- SET PROBLEM -
Scan the listing below. Report each line that includes "this".
— Start MATERIAL SUPPLIED —
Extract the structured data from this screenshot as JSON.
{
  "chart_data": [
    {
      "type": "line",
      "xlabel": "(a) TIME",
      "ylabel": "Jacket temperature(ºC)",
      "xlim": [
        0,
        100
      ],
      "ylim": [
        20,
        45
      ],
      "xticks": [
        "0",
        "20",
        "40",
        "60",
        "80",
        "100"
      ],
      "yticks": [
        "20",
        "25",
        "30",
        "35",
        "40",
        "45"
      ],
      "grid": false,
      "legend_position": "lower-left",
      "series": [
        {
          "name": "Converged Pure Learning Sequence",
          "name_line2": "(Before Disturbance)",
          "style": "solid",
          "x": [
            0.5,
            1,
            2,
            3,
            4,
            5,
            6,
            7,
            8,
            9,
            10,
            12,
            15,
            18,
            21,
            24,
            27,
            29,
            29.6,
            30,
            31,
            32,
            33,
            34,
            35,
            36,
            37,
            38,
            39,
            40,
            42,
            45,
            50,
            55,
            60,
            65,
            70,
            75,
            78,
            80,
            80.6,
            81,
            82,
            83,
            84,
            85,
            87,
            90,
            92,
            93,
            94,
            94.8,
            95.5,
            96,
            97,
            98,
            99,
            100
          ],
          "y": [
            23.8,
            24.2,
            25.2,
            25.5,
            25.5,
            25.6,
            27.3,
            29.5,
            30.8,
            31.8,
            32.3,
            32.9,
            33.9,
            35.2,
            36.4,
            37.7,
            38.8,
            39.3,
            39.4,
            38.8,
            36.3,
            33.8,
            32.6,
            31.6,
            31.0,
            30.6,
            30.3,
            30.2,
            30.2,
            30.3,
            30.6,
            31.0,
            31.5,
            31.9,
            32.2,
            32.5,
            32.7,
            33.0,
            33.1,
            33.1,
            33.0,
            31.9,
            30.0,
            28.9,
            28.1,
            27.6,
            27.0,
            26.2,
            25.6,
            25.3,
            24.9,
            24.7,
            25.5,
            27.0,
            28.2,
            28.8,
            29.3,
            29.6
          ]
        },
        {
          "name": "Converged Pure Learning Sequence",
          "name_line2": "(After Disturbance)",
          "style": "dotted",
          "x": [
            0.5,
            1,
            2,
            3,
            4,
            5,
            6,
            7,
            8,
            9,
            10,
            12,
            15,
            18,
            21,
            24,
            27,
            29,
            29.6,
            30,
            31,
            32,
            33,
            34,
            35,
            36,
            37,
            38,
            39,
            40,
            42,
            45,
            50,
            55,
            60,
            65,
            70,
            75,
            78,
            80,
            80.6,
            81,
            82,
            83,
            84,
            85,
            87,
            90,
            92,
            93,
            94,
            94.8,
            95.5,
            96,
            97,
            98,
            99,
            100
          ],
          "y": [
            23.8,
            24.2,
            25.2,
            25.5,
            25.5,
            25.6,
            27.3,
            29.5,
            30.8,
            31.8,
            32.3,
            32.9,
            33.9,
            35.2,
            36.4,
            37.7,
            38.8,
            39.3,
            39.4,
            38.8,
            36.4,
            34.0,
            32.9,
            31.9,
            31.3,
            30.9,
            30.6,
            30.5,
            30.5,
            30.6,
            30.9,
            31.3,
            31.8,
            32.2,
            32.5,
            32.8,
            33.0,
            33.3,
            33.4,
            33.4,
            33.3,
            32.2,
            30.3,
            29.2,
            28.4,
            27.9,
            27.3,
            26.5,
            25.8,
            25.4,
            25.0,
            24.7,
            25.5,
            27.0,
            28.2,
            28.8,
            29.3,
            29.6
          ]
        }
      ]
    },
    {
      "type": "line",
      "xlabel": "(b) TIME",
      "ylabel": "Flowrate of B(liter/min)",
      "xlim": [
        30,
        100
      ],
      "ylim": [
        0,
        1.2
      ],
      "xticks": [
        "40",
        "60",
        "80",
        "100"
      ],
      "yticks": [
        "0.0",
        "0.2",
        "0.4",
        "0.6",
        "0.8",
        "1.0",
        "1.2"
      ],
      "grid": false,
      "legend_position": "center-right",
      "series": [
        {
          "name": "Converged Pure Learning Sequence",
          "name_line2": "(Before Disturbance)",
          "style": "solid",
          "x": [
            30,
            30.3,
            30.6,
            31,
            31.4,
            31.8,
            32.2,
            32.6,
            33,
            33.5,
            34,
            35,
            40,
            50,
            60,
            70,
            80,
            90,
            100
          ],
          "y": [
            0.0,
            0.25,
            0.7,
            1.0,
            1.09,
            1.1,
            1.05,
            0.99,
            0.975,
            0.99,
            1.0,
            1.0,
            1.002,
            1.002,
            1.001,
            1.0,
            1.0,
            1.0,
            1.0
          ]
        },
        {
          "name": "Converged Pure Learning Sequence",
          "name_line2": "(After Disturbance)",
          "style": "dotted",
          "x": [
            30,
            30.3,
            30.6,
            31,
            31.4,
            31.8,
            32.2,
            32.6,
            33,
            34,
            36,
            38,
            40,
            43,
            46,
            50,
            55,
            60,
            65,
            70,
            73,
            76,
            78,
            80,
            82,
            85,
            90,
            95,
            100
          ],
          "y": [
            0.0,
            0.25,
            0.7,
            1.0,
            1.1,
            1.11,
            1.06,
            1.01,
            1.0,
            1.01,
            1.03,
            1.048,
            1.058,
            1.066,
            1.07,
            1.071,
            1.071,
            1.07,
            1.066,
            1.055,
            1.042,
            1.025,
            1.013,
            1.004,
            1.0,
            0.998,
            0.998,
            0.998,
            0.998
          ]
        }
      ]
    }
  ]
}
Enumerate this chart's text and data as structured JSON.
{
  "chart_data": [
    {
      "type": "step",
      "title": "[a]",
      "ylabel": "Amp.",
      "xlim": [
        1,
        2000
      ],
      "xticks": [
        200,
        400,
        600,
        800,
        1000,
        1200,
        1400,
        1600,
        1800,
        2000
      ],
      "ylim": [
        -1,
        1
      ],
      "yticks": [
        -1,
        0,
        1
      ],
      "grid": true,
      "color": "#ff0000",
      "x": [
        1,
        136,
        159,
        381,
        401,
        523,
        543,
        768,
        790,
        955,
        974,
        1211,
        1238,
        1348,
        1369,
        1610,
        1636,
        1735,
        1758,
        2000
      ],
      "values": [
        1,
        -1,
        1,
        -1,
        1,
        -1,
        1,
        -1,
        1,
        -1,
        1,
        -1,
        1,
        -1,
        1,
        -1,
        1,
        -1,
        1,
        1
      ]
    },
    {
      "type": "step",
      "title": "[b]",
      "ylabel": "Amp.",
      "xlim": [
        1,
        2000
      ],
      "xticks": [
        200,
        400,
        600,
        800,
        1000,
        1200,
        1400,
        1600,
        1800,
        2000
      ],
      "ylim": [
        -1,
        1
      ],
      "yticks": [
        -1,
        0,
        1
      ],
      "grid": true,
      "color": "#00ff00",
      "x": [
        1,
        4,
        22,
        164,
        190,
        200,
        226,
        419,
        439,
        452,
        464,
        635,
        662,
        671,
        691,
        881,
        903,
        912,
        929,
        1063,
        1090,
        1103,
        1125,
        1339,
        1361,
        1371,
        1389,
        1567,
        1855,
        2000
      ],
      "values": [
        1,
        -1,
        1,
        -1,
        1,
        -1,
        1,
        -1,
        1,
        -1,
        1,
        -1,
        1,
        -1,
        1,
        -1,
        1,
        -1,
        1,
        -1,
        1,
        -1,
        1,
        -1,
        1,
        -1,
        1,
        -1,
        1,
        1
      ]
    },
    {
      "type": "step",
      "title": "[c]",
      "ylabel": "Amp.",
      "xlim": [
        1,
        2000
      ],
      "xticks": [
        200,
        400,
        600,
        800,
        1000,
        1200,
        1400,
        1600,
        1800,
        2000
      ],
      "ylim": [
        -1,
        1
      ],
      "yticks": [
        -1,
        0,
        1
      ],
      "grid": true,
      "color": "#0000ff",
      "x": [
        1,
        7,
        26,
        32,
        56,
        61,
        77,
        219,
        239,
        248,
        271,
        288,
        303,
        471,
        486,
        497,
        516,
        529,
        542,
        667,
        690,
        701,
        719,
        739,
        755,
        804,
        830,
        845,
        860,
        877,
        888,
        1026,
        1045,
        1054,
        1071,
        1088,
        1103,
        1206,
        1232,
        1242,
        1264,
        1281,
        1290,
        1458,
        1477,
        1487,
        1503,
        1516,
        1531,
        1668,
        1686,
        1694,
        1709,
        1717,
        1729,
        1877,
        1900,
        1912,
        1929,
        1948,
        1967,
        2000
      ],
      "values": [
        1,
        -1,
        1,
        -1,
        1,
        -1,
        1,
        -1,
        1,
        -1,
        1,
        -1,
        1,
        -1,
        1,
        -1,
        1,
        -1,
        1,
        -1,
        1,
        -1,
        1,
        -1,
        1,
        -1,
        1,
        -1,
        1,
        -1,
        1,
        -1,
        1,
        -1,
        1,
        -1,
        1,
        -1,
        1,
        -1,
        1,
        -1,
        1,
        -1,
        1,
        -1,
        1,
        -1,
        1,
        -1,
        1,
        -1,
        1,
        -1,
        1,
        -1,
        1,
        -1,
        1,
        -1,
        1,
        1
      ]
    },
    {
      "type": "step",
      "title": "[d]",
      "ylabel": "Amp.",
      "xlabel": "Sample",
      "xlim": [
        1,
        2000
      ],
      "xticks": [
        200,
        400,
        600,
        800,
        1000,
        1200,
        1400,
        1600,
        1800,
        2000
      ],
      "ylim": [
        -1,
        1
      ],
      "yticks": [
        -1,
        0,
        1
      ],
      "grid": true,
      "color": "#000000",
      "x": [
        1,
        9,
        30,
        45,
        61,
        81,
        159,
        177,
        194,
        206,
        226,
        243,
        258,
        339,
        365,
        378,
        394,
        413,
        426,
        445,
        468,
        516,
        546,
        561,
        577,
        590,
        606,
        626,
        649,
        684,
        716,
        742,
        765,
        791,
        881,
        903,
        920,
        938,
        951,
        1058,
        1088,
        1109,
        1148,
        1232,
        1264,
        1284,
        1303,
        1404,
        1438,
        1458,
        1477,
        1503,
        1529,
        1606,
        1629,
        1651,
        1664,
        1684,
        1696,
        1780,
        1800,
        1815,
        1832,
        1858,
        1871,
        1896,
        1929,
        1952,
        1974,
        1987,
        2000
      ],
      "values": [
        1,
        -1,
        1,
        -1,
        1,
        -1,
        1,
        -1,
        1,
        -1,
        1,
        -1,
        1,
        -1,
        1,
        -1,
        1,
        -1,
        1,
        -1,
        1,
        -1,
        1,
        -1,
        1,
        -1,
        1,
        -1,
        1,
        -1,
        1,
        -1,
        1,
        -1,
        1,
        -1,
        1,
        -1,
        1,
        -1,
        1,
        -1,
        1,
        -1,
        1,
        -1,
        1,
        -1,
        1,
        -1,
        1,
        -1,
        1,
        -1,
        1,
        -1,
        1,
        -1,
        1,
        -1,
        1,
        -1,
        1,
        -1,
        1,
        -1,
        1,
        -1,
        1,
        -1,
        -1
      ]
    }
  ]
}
— End MATERIAL SUPPLIED —
- EXERCISE SOLUTION -
Extract the structured data from this screenshot as JSON.
Enumerate this chart's text and data as structured JSON.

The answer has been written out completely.